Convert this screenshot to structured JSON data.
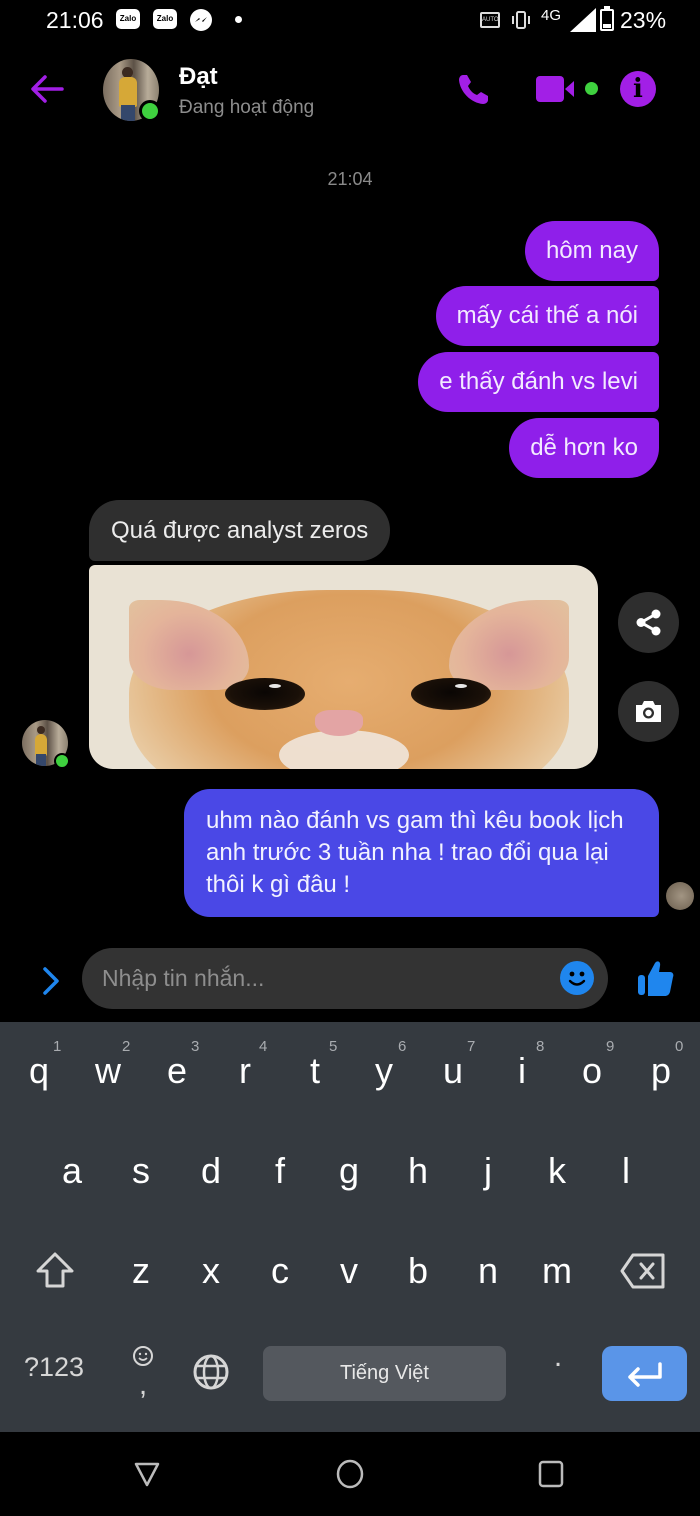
{
  "status_bar": {
    "time": "21:06",
    "notification_icons": [
      "zalo-icon",
      "zalo-icon",
      "messenger-icon",
      "dot-icon"
    ],
    "zalo_label": "Zalo",
    "network": "4G",
    "battery_percent": "23%",
    "battery_level": 0.23,
    "system_icons": [
      "auto-hz-icon",
      "vibrate-icon",
      "4g-icon",
      "signal-icon",
      "battery-icon"
    ]
  },
  "header": {
    "contact_name": "Đạt",
    "contact_status": "Đang hoạt động",
    "online": true,
    "actions": [
      "back-arrow-icon",
      "phone-icon",
      "video-camera-icon",
      "info-icon"
    ],
    "accent_color": "#a21fe6"
  },
  "conversation": {
    "timestamp": "21:04",
    "messages": [
      {
        "sender": "me",
        "text": "hôm nay"
      },
      {
        "sender": "me",
        "text": "mấy cái thế a nói"
      },
      {
        "sender": "me",
        "text": "e thấy đánh vs levi"
      },
      {
        "sender": "me",
        "text": "dễ hơn ko"
      },
      {
        "sender": "contact",
        "text": "Quá được analyst zeros"
      },
      {
        "sender": "contact",
        "type": "image",
        "description": "orange kitten close-up photo"
      },
      {
        "sender": "me",
        "text": "uhm nào đánh vs gam thì kêu book lịch anh trước 3 tuần nha ! trao đổi qua lại thôi k gì đâu !"
      }
    ],
    "image_actions": [
      "share-icon",
      "camera-icon"
    ],
    "outgoing_color": "#8f1fea",
    "outgoing_latest_color": "#4a48e6",
    "incoming_color": "#2f2f2f"
  },
  "composer": {
    "placeholder": "Nhập tin nhắn...",
    "value": "",
    "icons": [
      "chevron-right-icon",
      "emoji-icon",
      "thumbs-up-icon"
    ]
  },
  "keyboard": {
    "row1": [
      "q",
      "w",
      "e",
      "r",
      "t",
      "y",
      "u",
      "i",
      "o",
      "p"
    ],
    "row1_hints": [
      "1",
      "2",
      "3",
      "4",
      "5",
      "6",
      "7",
      "8",
      "9",
      "0"
    ],
    "row2": [
      "a",
      "s",
      "d",
      "f",
      "g",
      "h",
      "j",
      "k",
      "l"
    ],
    "row3": [
      "z",
      "x",
      "c",
      "v",
      "b",
      "n",
      "m"
    ],
    "symbols_label": "?123",
    "comma": ",",
    "space_label": "Tiếng Việt",
    "period": ".",
    "special_keys": [
      "shift-icon",
      "backspace-icon",
      "emoji-icon",
      "globe-icon",
      "enter-icon"
    ]
  },
  "nav_bar": {
    "buttons": [
      "back-triangle-icon",
      "home-circle-icon",
      "recents-square-icon"
    ]
  }
}
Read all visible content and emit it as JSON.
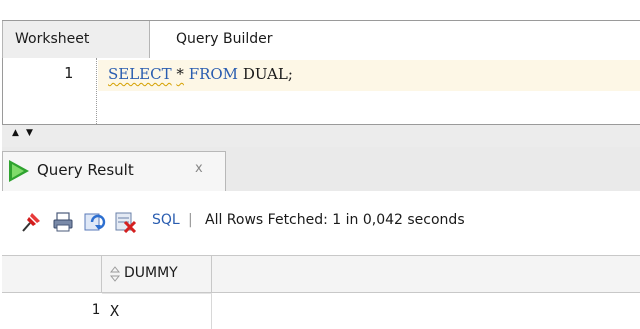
{
  "editor": {
    "tabs": [
      {
        "label": "Worksheet",
        "active": true
      },
      {
        "label": "Query Builder",
        "active": false
      }
    ],
    "line_number": "1",
    "code": {
      "kw_select": "SELECT",
      "star": "*",
      "kw_from": "FROM",
      "table": "DUAL;"
    }
  },
  "splitter": {
    "up_glyph": "▲",
    "down_glyph": "▼"
  },
  "results": {
    "tab_label": "Query Result",
    "tab_close": "x",
    "toolbar": {
      "icons": [
        "pin-icon",
        "print-icon",
        "refresh-icon",
        "delete-icon"
      ],
      "sql_label": "SQL",
      "separator": "|",
      "status": "All Rows Fetched: 1 in 0,042 seconds"
    },
    "grid": {
      "columns": [
        "DUMMY"
      ],
      "rows": [
        {
          "num": "1",
          "values": [
            "X"
          ]
        }
      ]
    }
  },
  "colors": {
    "keyword": "#2a5db0",
    "current_line": "#fdf7e6",
    "run_icon": "#2fa32f"
  }
}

---

**INSTRUCTION:**
Go through the records and pull out each line that includes the word "JSON".

**EXERCISE OUTPUT:**
Convert this screenshot to structured JSON data.
Read all visible content and emit it as JSON.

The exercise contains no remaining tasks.